**** Listed entries ****

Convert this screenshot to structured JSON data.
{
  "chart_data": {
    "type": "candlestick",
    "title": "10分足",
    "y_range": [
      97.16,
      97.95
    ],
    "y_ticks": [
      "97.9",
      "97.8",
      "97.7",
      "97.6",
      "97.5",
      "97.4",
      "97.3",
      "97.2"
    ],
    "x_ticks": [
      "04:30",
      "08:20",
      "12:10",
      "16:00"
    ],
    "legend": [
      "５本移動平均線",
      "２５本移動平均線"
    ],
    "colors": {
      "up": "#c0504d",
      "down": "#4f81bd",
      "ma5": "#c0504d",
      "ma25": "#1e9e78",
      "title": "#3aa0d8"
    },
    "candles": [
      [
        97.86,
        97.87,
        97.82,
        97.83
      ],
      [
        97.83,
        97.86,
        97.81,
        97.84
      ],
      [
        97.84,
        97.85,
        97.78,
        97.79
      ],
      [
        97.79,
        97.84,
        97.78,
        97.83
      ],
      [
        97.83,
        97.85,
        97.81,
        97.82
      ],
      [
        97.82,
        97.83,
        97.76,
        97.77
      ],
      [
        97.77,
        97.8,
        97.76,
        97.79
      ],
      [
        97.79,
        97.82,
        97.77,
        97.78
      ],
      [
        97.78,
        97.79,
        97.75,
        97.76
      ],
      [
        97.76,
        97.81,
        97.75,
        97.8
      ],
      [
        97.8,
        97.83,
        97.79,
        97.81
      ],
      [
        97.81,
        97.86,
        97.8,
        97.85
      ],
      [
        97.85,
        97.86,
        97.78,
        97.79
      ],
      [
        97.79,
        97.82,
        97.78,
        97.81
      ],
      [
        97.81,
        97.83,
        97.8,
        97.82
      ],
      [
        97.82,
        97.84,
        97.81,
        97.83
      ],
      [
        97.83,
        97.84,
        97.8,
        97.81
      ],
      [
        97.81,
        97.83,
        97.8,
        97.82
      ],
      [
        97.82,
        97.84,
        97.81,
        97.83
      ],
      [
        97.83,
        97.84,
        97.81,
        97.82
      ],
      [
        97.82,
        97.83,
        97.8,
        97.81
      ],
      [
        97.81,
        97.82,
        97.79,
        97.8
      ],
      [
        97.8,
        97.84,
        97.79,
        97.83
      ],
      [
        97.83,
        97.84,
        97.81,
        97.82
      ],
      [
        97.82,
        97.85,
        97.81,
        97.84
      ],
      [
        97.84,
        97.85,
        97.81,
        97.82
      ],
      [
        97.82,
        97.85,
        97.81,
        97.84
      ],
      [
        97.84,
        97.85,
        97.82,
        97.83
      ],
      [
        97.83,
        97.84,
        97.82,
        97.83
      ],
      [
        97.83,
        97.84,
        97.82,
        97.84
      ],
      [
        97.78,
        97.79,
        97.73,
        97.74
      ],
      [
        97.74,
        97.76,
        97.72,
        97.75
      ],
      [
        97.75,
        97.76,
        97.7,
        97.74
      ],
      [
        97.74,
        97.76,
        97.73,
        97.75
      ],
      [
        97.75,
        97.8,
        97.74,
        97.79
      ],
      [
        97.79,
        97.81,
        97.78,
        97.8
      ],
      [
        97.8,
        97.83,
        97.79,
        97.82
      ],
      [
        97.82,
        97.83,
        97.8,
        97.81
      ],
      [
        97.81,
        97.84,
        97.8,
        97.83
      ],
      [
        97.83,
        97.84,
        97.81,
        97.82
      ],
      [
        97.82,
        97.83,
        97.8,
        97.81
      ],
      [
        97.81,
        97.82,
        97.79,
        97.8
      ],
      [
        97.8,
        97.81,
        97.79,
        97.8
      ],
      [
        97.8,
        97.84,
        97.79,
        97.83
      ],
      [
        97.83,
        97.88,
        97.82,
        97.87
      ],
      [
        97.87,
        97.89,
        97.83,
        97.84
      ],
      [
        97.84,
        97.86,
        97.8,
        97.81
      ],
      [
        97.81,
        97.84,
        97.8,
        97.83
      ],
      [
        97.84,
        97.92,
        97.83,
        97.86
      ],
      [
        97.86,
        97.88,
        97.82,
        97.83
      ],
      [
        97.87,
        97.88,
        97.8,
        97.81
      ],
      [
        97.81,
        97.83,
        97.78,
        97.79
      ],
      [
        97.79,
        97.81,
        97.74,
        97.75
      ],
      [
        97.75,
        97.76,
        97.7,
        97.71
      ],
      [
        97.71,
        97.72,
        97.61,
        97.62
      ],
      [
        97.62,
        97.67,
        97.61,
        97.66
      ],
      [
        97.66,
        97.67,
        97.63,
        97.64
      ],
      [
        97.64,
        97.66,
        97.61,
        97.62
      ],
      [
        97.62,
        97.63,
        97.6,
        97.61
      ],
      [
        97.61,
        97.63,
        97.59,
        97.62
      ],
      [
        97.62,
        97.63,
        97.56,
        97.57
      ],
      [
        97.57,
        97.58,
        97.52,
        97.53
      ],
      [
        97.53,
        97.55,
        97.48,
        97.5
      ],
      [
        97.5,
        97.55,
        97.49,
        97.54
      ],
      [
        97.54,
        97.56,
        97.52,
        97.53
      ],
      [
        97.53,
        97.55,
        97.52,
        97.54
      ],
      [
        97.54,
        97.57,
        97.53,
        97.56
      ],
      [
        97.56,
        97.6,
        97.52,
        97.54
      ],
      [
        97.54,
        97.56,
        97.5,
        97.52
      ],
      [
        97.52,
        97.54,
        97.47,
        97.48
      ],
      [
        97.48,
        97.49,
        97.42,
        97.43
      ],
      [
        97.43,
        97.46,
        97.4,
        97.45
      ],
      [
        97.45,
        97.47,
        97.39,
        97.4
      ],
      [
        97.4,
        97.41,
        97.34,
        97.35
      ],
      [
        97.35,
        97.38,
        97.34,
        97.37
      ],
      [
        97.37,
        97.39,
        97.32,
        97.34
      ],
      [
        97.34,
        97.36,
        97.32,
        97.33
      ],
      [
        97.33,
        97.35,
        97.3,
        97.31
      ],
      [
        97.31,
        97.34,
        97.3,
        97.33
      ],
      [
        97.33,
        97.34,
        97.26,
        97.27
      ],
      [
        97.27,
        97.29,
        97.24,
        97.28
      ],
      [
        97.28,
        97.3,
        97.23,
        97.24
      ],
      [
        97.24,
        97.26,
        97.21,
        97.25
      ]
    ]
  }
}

****

Job = Using the data above, repeat every line exactly.

Exercise answer =
Convert this screenshot to structured JSON data.
{
  "chart_data": {
    "type": "candlestick",
    "title": "10分足",
    "y_range": [
      97.16,
      97.95
    ],
    "y_ticks": [
      "97.9",
      "97.8",
      "97.7",
      "97.6",
      "97.5",
      "97.4",
      "97.3",
      "97.2"
    ],
    "x_ticks": [
      "04:30",
      "08:20",
      "12:10",
      "16:00"
    ],
    "legend": [
      "５本移動平均線",
      "２５本移動平均線"
    ],
    "colors": {
      "up": "#c0504d",
      "down": "#4f81bd",
      "ma5": "#c0504d",
      "ma25": "#1e9e78",
      "title": "#3aa0d8"
    },
    "candles": [
      [
        97.86,
        97.87,
        97.82,
        97.83
      ],
      [
        97.83,
        97.86,
        97.81,
        97.84
      ],
      [
        97.84,
        97.85,
        97.78,
        97.79
      ],
      [
        97.79,
        97.84,
        97.78,
        97.83
      ],
      [
        97.83,
        97.85,
        97.81,
        97.82
      ],
      [
        97.82,
        97.83,
        97.76,
        97.77
      ],
      [
        97.77,
        97.8,
        97.76,
        97.79
      ],
      [
        97.79,
        97.82,
        97.77,
        97.78
      ],
      [
        97.78,
        97.79,
        97.75,
        97.76
      ],
      [
        97.76,
        97.81,
        97.75,
        97.8
      ],
      [
        97.8,
        97.83,
        97.79,
        97.81
      ],
      [
        97.81,
        97.86,
        97.8,
        97.85
      ],
      [
        97.85,
        97.86,
        97.78,
        97.79
      ],
      [
        97.79,
        97.82,
        97.78,
        97.81
      ],
      [
        97.81,
        97.83,
        97.8,
        97.82
      ],
      [
        97.82,
        97.84,
        97.81,
        97.83
      ],
      [
        97.83,
        97.84,
        97.8,
        97.81
      ],
      [
        97.81,
        97.83,
        97.8,
        97.82
      ],
      [
        97.82,
        97.84,
        97.81,
        97.83
      ],
      [
        97.83,
        97.84,
        97.81,
        97.82
      ],
      [
        97.82,
        97.83,
        97.8,
        97.81
      ],
      [
        97.81,
        97.82,
        97.79,
        97.8
      ],
      [
        97.8,
        97.84,
        97.79,
        97.83
      ],
      [
        97.83,
        97.84,
        97.81,
        97.82
      ],
      [
        97.82,
        97.85,
        97.81,
        97.84
      ],
      [
        97.84,
        97.85,
        97.81,
        97.82
      ],
      [
        97.82,
        97.85,
        97.81,
        97.84
      ],
      [
        97.84,
        97.85,
        97.82,
        97.83
      ],
      [
        97.83,
        97.84,
        97.82,
        97.83
      ],
      [
        97.83,
        97.84,
        97.82,
        97.84
      ],
      [
        97.78,
        97.79,
        97.73,
        97.74
      ],
      [
        97.74,
        97.76,
        97.72,
        97.75
      ],
      [
        97.75,
        97.76,
        97.7,
        97.74
      ],
      [
        97.74,
        97.76,
        97.73,
        97.75
      ],
      [
        97.75,
        97.8,
        97.74,
        97.79
      ],
      [
        97.79,
        97.81,
        97.78,
        97.8
      ],
      [
        97.8,
        97.83,
        97.79,
        97.82
      ],
      [
        97.82,
        97.83,
        97.8,
        97.81
      ],
      [
        97.81,
        97.84,
        97.8,
        97.83
      ],
      [
        97.83,
        97.84,
        97.81,
        97.82
      ],
      [
        97.82,
        97.83,
        97.8,
        97.81
      ],
      [
        97.81,
        97.82,
        97.79,
        97.8
      ],
      [
        97.8,
        97.81,
        97.79,
        97.8
      ],
      [
        97.8,
        97.84,
        97.79,
        97.83
      ],
      [
        97.83,
        97.88,
        97.82,
        97.87
      ],
      [
        97.87,
        97.89,
        97.83,
        97.84
      ],
      [
        97.84,
        97.86,
        97.8,
        97.81
      ],
      [
        97.81,
        97.84,
        97.8,
        97.83
      ],
      [
        97.84,
        97.92,
        97.83,
        97.86
      ],
      [
        97.86,
        97.88,
        97.82,
        97.83
      ],
      [
        97.87,
        97.88,
        97.8,
        97.81
      ],
      [
        97.81,
        97.83,
        97.78,
        97.79
      ],
      [
        97.79,
        97.81,
        97.74,
        97.75
      ],
      [
        97.75,
        97.76,
        97.7,
        97.71
      ],
      [
        97.71,
        97.72,
        97.61,
        97.62
      ],
      [
        97.62,
        97.67,
        97.61,
        97.66
      ],
      [
        97.66,
        97.67,
        97.63,
        97.64
      ],
      [
        97.64,
        97.66,
        97.61,
        97.62
      ],
      [
        97.62,
        97.63,
        97.6,
        97.61
      ],
      [
        97.61,
        97.63,
        97.59,
        97.62
      ],
      [
        97.62,
        97.63,
        97.56,
        97.57
      ],
      [
        97.57,
        97.58,
        97.52,
        97.53
      ],
      [
        97.53,
        97.55,
        97.48,
        97.5
      ],
      [
        97.5,
        97.55,
        97.49,
        97.54
      ],
      [
        97.54,
        97.56,
        97.52,
        97.53
      ],
      [
        97.53,
        97.55,
        97.52,
        97.54
      ],
      [
        97.54,
        97.57,
        97.53,
        97.56
      ],
      [
        97.56,
        97.6,
        97.52,
        97.54
      ],
      [
        97.54,
        97.56,
        97.5,
        97.52
      ],
      [
        97.52,
        97.54,
        97.47,
        97.48
      ],
      [
        97.48,
        97.49,
        97.42,
        97.43
      ],
      [
        97.43,
        97.46,
        97.4,
        97.45
      ],
      [
        97.45,
        97.47,
        97.39,
        97.4
      ],
      [
        97.4,
        97.41,
        97.34,
        97.35
      ],
      [
        97.35,
        97.38,
        97.34,
        97.37
      ],
      [
        97.37,
        97.39,
        97.32,
        97.34
      ],
      [
        97.34,
        97.36,
        97.32,
        97.33
      ],
      [
        97.33,
        97.35,
        97.3,
        97.31
      ],
      [
        97.31,
        97.34,
        97.3,
        97.33
      ],
      [
        97.33,
        97.34,
        97.26,
        97.27
      ],
      [
        97.27,
        97.29,
        97.24,
        97.28
      ],
      [
        97.28,
        97.3,
        97.23,
        97.24
      ],
      [
        97.24,
        97.26,
        97.21,
        97.25
      ]
    ]
  }
}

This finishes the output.